◆ THE REQUEST ◆
Can you transcribe every line exactly and leave the pictures behind?

◆ SUPPLIED INFORMATION ◆
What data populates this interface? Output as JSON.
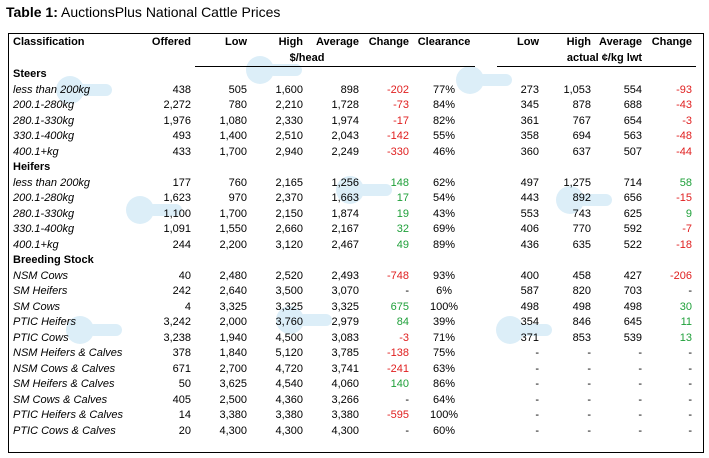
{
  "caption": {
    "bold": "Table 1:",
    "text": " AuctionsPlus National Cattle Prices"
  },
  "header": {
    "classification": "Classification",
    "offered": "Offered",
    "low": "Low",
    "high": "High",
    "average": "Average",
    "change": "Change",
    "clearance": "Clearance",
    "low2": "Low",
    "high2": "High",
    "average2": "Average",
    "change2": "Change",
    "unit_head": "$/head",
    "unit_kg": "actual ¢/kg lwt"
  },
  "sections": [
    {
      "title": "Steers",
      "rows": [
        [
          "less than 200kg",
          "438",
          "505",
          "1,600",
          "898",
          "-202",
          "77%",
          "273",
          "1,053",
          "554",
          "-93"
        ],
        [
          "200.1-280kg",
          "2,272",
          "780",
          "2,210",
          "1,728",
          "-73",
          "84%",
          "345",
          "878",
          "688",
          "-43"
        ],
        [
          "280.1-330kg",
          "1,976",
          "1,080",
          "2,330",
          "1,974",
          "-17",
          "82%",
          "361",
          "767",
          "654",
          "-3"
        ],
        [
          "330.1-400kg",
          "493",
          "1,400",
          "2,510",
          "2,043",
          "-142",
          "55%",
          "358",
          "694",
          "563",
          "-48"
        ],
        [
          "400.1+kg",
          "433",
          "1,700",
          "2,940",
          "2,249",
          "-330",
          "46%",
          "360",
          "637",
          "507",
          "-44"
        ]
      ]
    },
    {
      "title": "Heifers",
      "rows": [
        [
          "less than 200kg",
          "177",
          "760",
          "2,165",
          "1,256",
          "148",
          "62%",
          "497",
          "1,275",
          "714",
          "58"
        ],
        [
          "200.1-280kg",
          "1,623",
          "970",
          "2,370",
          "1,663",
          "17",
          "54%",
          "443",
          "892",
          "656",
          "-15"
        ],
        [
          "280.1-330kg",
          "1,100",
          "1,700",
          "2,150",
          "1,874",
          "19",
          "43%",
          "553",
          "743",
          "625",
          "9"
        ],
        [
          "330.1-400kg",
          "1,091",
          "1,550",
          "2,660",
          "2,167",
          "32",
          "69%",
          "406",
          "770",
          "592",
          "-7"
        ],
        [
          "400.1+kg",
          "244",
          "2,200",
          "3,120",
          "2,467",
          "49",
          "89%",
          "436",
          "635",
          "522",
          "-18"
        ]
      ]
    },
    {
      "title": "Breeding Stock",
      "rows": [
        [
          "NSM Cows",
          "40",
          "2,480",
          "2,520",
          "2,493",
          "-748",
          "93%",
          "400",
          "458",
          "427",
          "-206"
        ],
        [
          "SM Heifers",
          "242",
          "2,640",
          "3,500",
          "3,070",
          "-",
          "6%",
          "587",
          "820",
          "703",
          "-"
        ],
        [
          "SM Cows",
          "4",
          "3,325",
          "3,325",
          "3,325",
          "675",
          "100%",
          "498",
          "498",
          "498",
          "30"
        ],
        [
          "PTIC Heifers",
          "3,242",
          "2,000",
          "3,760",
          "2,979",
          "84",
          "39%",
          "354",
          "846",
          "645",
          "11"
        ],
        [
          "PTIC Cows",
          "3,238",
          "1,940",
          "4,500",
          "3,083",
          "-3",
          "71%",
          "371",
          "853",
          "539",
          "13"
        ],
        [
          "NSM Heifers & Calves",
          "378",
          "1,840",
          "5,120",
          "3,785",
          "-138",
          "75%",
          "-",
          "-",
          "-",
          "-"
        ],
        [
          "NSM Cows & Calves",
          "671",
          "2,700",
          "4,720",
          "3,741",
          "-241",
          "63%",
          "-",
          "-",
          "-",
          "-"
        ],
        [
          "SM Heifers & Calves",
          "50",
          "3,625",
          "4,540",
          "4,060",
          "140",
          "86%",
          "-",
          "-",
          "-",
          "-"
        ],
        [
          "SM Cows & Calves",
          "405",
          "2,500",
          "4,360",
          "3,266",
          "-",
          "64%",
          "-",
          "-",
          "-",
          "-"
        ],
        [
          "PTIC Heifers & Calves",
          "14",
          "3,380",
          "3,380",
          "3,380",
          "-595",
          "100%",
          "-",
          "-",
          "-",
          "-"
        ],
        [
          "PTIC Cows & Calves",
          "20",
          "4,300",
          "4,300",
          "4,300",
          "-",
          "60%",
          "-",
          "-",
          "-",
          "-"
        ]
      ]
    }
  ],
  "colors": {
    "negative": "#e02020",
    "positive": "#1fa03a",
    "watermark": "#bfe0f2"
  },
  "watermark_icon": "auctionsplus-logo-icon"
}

◆ ANSWER BELOW ◆
What data populates this interface? Output as JSON.
{
  "caption": {
    "bold": "Table 1:",
    "text": " AuctionsPlus National Cattle Prices"
  },
  "header": {
    "classification": "Classification",
    "offered": "Offered",
    "low": "Low",
    "high": "High",
    "average": "Average",
    "change": "Change",
    "clearance": "Clearance",
    "low2": "Low",
    "high2": "High",
    "average2": "Average",
    "change2": "Change",
    "unit_head": "$/head",
    "unit_kg": "actual ¢/kg lwt"
  },
  "sections": [
    {
      "title": "Steers",
      "rows": [
        [
          "less than 200kg",
          "438",
          "505",
          "1,600",
          "898",
          "-202",
          "77%",
          "273",
          "1,053",
          "554",
          "-93"
        ],
        [
          "200.1-280kg",
          "2,272",
          "780",
          "2,210",
          "1,728",
          "-73",
          "84%",
          "345",
          "878",
          "688",
          "-43"
        ],
        [
          "280.1-330kg",
          "1,976",
          "1,080",
          "2,330",
          "1,974",
          "-17",
          "82%",
          "361",
          "767",
          "654",
          "-3"
        ],
        [
          "330.1-400kg",
          "493",
          "1,400",
          "2,510",
          "2,043",
          "-142",
          "55%",
          "358",
          "694",
          "563",
          "-48"
        ],
        [
          "400.1+kg",
          "433",
          "1,700",
          "2,940",
          "2,249",
          "-330",
          "46%",
          "360",
          "637",
          "507",
          "-44"
        ]
      ]
    },
    {
      "title": "Heifers",
      "rows": [
        [
          "less than 200kg",
          "177",
          "760",
          "2,165",
          "1,256",
          "148",
          "62%",
          "497",
          "1,275",
          "714",
          "58"
        ],
        [
          "200.1-280kg",
          "1,623",
          "970",
          "2,370",
          "1,663",
          "17",
          "54%",
          "443",
          "892",
          "656",
          "-15"
        ],
        [
          "280.1-330kg",
          "1,100",
          "1,700",
          "2,150",
          "1,874",
          "19",
          "43%",
          "553",
          "743",
          "625",
          "9"
        ],
        [
          "330.1-400kg",
          "1,091",
          "1,550",
          "2,660",
          "2,167",
          "32",
          "69%",
          "406",
          "770",
          "592",
          "-7"
        ],
        [
          "400.1+kg",
          "244",
          "2,200",
          "3,120",
          "2,467",
          "49",
          "89%",
          "436",
          "635",
          "522",
          "-18"
        ]
      ]
    },
    {
      "title": "Breeding Stock",
      "rows": [
        [
          "NSM Cows",
          "40",
          "2,480",
          "2,520",
          "2,493",
          "-748",
          "93%",
          "400",
          "458",
          "427",
          "-206"
        ],
        [
          "SM Heifers",
          "242",
          "2,640",
          "3,500",
          "3,070",
          "-",
          "6%",
          "587",
          "820",
          "703",
          "-"
        ],
        [
          "SM Cows",
          "4",
          "3,325",
          "3,325",
          "3,325",
          "675",
          "100%",
          "498",
          "498",
          "498",
          "30"
        ],
        [
          "PTIC Heifers",
          "3,242",
          "2,000",
          "3,760",
          "2,979",
          "84",
          "39%",
          "354",
          "846",
          "645",
          "11"
        ],
        [
          "PTIC Cows",
          "3,238",
          "1,940",
          "4,500",
          "3,083",
          "-3",
          "71%",
          "371",
          "853",
          "539",
          "13"
        ],
        [
          "NSM Heifers & Calves",
          "378",
          "1,840",
          "5,120",
          "3,785",
          "-138",
          "75%",
          "-",
          "-",
          "-",
          "-"
        ],
        [
          "NSM Cows & Calves",
          "671",
          "2,700",
          "4,720",
          "3,741",
          "-241",
          "63%",
          "-",
          "-",
          "-",
          "-"
        ],
        [
          "SM Heifers & Calves",
          "50",
          "3,625",
          "4,540",
          "4,060",
          "140",
          "86%",
          "-",
          "-",
          "-",
          "-"
        ],
        [
          "SM Cows & Calves",
          "405",
          "2,500",
          "4,360",
          "3,266",
          "-",
          "64%",
          "-",
          "-",
          "-",
          "-"
        ],
        [
          "PTIC Heifers & Calves",
          "14",
          "3,380",
          "3,380",
          "3,380",
          "-595",
          "100%",
          "-",
          "-",
          "-",
          "-"
        ],
        [
          "PTIC Cows & Calves",
          "20",
          "4,300",
          "4,300",
          "4,300",
          "-",
          "60%",
          "-",
          "-",
          "-",
          "-"
        ]
      ]
    }
  ],
  "colors": {
    "negative": "#e02020",
    "positive": "#1fa03a",
    "watermark": "#bfe0f2"
  },
  "watermark_icon": "auctionsplus-logo-icon"
}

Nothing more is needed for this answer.